LISTED RECORDS —
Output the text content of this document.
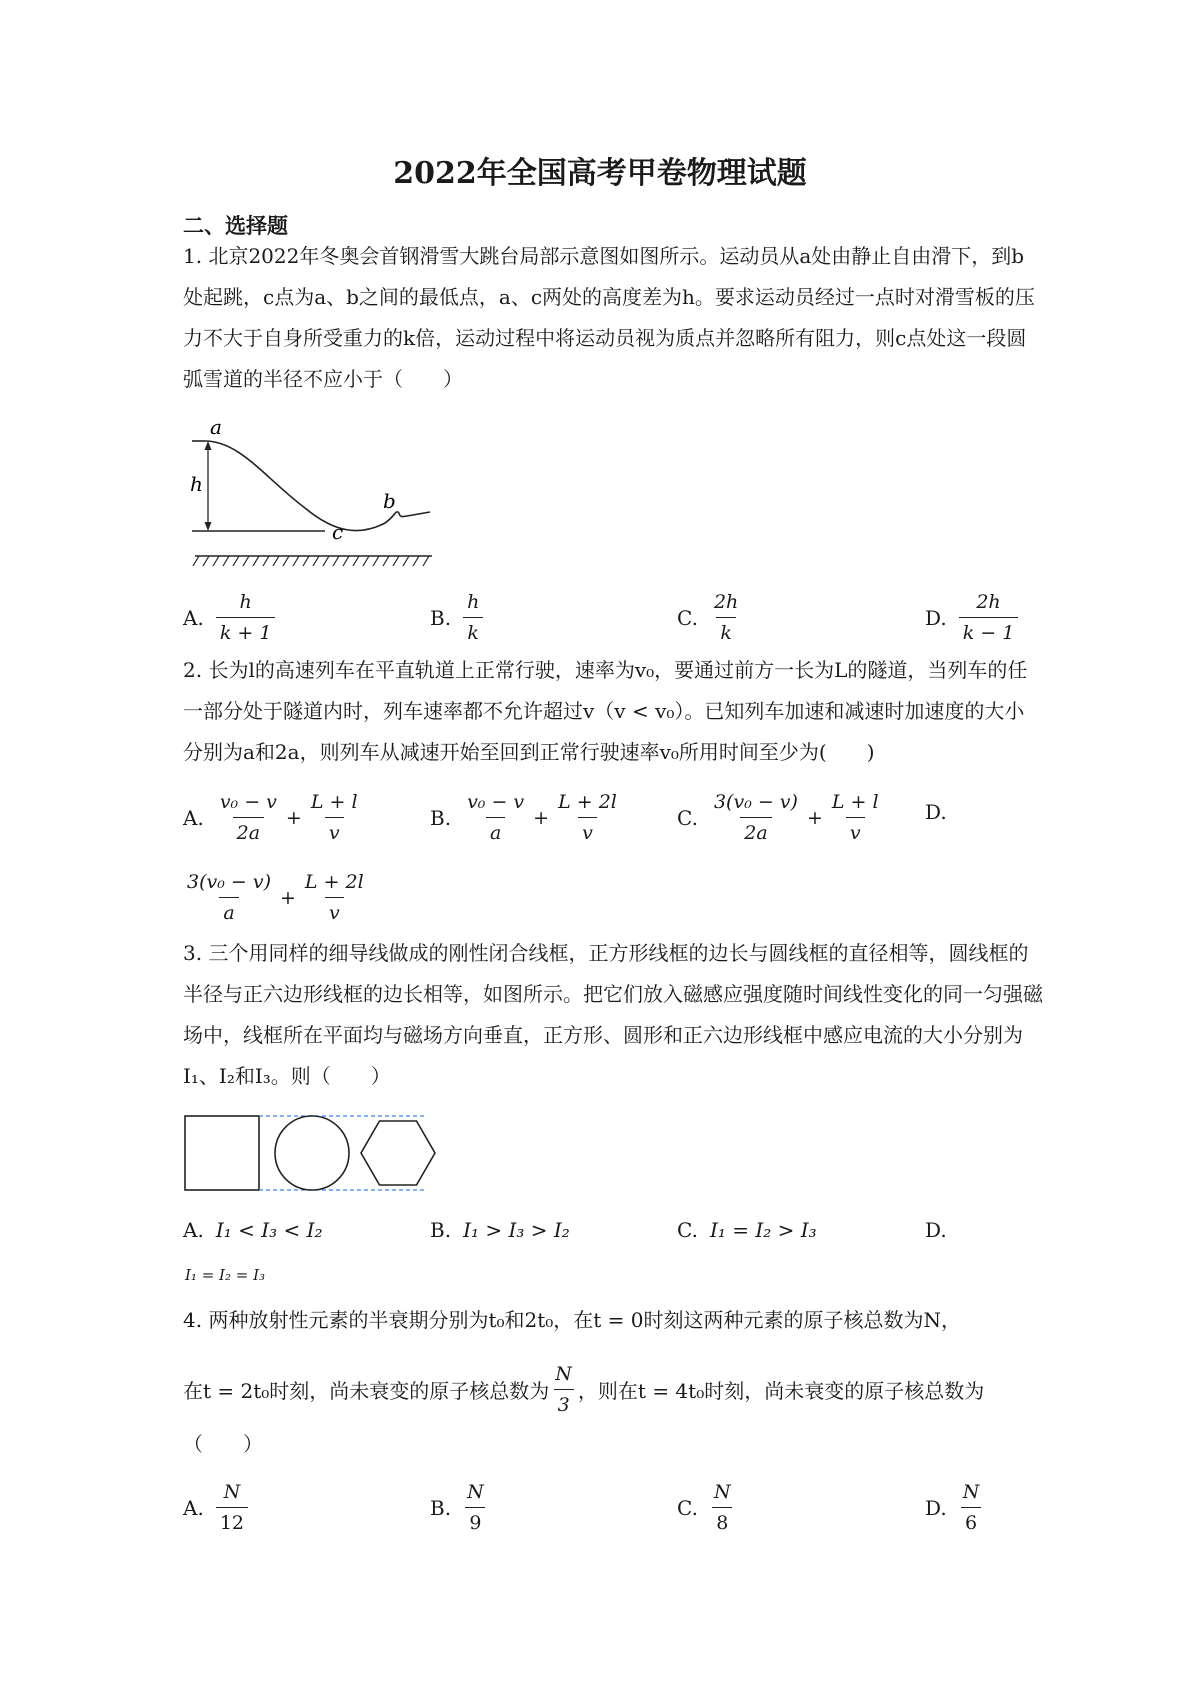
2022年全国高考甲卷物理试题
二、选择题
1. 北京2022年冬奥会首钢滑雪大跳台局部示意图如图所示。运动员从a处由静止自由滑下，到b处起跳，c点为a、b之间的最低点，a、c两处的高度差为h。要求运动员经过一点时对滑雪板的压力不大于自身所受重力的k倍，运动过程中将运动员视为质点并忽略所有阻力，则c点处这一段圆弧雪道的半径不应小于（　　）
a
h
c
b
A. $\frac{h}{k + 1}$	B. $\frac{h}{k}$	C. $\frac{2h}{k}$	D. $\frac{2h}{k - 1}$
2. 长为l的高速列车在平直轨道上正常行驶，速率为v₀，要通过前方一长为L的隧道，当列车的任一部分处于隧道内时，列车速率都不允许超过v（v < v₀）。已知列车加速和减速时加速度的大小分别为a和2a，则列车从减速开始至回到正常行驶速率v₀所用时间至少为(　　)
A. $\frac{\text{v₀ − v}}{2a} + \frac{L + l}{v}$	B. $\frac{\text{v₀ − v}}{a} + \frac{L + 2l}{v}$	C. $\frac{\text{3(v₀ − v)}}{2a} + \frac{L + l}{v} D$.
$\frac{\text{3(v₀ − v)}}{a} + \frac{L + 2l}{v}$
3. 三个用同样的细导线做成的刚性闭合线框，正方形线框的边长与圆线框的直径相等，圆线框的半径与正六边形线框的边长相等，如图所示。把它们放入磁感应强度随时间线性变化的同一匀强磁场中，线框所在平面均与磁场方向垂直，正方形、圆形和正六边形线框中感应电流的大小分别为I₁、I₂和I₃。则（　　）
A. I₁ < I₃ < I₂	B. I₁ > I₃ > I₂	C. I₁ = I₂ > I₃	D.
I₁ = I₂ = I₃
4. 两种放射性元素的半衰期分别为t₀和2t₀，在t = 0时刻这两种元素的原子核总数为N，
在t = 2t₀时刻，尚未衰变的原子核总数为 $\frac{N}{3}$ ，则在t = 4t₀时刻，尚未衰变的原子核总数为
（　　）
A. $\frac{N}{12}$	B. $\frac{N}{9}$	C. $\frac{N}{8}$	D. $\frac{N}{6}$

CHALLENGE —
Gather and copy every line of the data in which the string "frac" is found.

SOLUTION TO THE EXERCISE —
A. $\frac{h}{k + 1}$	B. $\frac{h}{k}$	C. $\frac{2h}{k}$	D. $\frac{2h}{k - 1}$
A. $\frac{\text{v₀ − v}}{2a} + \frac{L + l}{v}$	B. $\frac{\text{v₀ − v}}{a} + \frac{L + 2l}{v}$	C. $\frac{\text{3(v₀ − v)}}{2a} + \frac{L + l}{v} D$.
$\frac{\text{3(v₀ − v)}}{a} + \frac{L + 2l}{v}$
在t = 2t₀时刻，尚未衰变的原子核总数为 $\frac{N}{3}$ ，则在t = 4t₀时刻，尚未衰变的原子核总数为
A. $\frac{N}{12}$	B. $\frac{N}{9}$	C. $\frac{N}{8}$	D. $\frac{N}{6}$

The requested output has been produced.